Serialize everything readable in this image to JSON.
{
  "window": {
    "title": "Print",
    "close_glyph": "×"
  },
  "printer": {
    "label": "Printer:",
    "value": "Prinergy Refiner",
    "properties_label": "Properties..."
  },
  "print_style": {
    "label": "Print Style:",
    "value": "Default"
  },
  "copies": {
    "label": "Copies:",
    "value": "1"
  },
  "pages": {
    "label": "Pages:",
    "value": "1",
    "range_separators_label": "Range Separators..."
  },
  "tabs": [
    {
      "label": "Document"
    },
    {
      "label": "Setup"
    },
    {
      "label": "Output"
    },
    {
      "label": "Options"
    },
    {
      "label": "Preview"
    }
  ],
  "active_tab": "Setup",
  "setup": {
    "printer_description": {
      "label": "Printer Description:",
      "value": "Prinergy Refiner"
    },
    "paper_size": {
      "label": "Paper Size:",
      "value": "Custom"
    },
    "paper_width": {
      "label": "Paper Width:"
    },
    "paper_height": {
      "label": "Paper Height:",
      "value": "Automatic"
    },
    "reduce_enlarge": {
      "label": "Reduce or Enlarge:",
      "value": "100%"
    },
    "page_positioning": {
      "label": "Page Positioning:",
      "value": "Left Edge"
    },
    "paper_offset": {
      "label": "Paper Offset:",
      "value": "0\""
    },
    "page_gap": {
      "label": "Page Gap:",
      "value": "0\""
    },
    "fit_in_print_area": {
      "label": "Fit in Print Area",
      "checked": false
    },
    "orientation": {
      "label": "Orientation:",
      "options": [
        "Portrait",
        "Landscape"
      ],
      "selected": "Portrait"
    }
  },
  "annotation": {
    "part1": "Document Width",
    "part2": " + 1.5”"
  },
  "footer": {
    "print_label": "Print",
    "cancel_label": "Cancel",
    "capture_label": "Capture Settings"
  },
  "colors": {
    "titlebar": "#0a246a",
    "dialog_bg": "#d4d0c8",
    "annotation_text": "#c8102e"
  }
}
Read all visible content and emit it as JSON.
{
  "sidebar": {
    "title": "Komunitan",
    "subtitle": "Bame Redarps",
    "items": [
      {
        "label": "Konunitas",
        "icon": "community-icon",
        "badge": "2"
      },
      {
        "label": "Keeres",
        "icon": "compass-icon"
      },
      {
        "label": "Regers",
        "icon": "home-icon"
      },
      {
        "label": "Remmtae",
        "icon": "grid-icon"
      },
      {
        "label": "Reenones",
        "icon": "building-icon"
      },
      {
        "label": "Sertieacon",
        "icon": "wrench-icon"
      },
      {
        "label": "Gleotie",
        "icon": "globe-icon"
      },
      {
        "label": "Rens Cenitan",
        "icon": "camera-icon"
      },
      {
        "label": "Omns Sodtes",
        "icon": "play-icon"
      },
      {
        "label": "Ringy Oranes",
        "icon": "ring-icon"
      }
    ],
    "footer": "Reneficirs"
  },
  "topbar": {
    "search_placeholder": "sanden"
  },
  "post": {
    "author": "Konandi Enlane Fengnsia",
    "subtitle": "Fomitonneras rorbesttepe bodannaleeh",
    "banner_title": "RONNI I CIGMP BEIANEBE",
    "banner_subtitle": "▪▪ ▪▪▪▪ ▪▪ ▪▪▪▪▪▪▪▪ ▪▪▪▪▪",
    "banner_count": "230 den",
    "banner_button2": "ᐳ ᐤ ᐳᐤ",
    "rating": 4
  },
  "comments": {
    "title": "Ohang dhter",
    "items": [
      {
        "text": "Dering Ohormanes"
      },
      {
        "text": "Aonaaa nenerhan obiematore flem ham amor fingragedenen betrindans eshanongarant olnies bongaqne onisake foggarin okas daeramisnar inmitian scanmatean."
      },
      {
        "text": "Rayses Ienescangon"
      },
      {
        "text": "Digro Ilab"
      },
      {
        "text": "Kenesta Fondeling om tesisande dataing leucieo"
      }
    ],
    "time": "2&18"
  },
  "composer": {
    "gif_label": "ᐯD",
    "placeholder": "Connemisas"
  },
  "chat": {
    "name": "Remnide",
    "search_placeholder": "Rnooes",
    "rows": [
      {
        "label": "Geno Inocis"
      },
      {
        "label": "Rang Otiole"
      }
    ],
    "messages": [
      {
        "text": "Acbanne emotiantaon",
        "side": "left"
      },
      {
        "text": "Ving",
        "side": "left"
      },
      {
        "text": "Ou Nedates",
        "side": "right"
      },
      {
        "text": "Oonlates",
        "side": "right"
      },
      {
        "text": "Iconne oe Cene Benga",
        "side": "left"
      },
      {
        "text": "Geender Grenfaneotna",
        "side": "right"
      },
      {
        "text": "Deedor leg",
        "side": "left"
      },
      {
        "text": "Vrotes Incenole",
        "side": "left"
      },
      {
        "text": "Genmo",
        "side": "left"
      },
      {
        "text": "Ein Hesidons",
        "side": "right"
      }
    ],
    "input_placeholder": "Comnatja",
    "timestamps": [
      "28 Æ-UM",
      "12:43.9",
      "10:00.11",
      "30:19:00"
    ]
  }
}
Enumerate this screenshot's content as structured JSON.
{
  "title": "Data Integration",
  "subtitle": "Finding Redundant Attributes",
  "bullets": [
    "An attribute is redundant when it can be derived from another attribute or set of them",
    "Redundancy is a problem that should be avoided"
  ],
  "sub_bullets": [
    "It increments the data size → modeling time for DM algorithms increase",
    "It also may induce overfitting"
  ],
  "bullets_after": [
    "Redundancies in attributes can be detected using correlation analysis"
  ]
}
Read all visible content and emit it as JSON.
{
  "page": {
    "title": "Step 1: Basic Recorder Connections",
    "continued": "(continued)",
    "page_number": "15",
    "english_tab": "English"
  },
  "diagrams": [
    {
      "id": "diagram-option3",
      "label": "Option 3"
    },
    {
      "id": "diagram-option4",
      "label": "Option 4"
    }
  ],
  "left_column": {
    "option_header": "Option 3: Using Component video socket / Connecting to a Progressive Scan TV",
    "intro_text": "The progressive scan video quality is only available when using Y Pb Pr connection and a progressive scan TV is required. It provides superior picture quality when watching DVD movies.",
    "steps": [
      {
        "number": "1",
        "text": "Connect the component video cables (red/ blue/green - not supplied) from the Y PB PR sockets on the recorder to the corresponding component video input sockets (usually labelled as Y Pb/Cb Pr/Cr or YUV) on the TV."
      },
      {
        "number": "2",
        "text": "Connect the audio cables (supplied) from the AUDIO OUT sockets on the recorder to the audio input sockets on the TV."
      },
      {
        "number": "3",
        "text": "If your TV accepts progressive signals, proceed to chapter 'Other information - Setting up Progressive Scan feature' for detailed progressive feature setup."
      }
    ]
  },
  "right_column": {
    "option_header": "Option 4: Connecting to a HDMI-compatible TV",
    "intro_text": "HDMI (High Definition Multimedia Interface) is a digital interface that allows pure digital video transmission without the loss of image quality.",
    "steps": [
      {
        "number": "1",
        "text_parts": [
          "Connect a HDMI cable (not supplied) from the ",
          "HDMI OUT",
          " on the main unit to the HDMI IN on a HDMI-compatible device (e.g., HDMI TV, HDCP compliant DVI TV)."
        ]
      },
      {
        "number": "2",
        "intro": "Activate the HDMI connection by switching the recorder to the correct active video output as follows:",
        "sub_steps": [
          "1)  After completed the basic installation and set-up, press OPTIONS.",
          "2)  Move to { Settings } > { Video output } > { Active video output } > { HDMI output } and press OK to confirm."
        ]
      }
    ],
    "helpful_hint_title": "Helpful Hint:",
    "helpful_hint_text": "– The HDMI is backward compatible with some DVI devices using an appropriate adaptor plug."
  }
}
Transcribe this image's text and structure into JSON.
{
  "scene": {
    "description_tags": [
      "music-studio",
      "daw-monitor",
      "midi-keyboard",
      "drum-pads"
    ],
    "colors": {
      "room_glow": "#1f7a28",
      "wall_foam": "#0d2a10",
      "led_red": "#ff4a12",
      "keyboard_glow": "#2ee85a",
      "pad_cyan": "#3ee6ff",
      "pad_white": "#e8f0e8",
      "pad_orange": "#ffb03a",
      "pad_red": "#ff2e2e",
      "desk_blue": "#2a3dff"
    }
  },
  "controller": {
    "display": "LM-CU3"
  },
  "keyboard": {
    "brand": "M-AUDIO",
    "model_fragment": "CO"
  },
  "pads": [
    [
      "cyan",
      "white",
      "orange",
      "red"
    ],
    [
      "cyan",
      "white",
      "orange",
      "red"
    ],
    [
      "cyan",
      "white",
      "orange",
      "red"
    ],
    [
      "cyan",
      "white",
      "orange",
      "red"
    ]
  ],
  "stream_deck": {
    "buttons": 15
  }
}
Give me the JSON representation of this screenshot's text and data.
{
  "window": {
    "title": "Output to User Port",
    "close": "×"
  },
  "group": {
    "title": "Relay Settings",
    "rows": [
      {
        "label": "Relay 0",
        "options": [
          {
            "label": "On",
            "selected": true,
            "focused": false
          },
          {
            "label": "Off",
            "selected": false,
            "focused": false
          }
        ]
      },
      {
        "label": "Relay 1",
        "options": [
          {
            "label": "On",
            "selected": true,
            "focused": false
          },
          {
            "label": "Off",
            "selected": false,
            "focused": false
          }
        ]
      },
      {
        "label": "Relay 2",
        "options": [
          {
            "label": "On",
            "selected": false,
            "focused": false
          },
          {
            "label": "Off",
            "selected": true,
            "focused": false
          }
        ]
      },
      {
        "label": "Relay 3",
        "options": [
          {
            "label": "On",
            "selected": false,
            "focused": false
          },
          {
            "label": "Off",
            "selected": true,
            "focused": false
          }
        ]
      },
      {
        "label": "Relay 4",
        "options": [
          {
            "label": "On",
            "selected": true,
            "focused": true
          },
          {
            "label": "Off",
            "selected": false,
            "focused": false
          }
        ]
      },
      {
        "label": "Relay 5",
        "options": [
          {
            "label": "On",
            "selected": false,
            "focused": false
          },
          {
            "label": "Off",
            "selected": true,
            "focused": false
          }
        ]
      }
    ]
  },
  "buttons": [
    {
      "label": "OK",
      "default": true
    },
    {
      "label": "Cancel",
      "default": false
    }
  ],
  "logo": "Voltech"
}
_____
Search the listing above for the string "AUDIO". Copy every line that contains it.

Solution to the problem:
        "text": "Connect the audio cables (supplied) from the AUDIO OUT sockets on the recorder to the audio input sockets on the TV."
    "brand": "M-AUDIO",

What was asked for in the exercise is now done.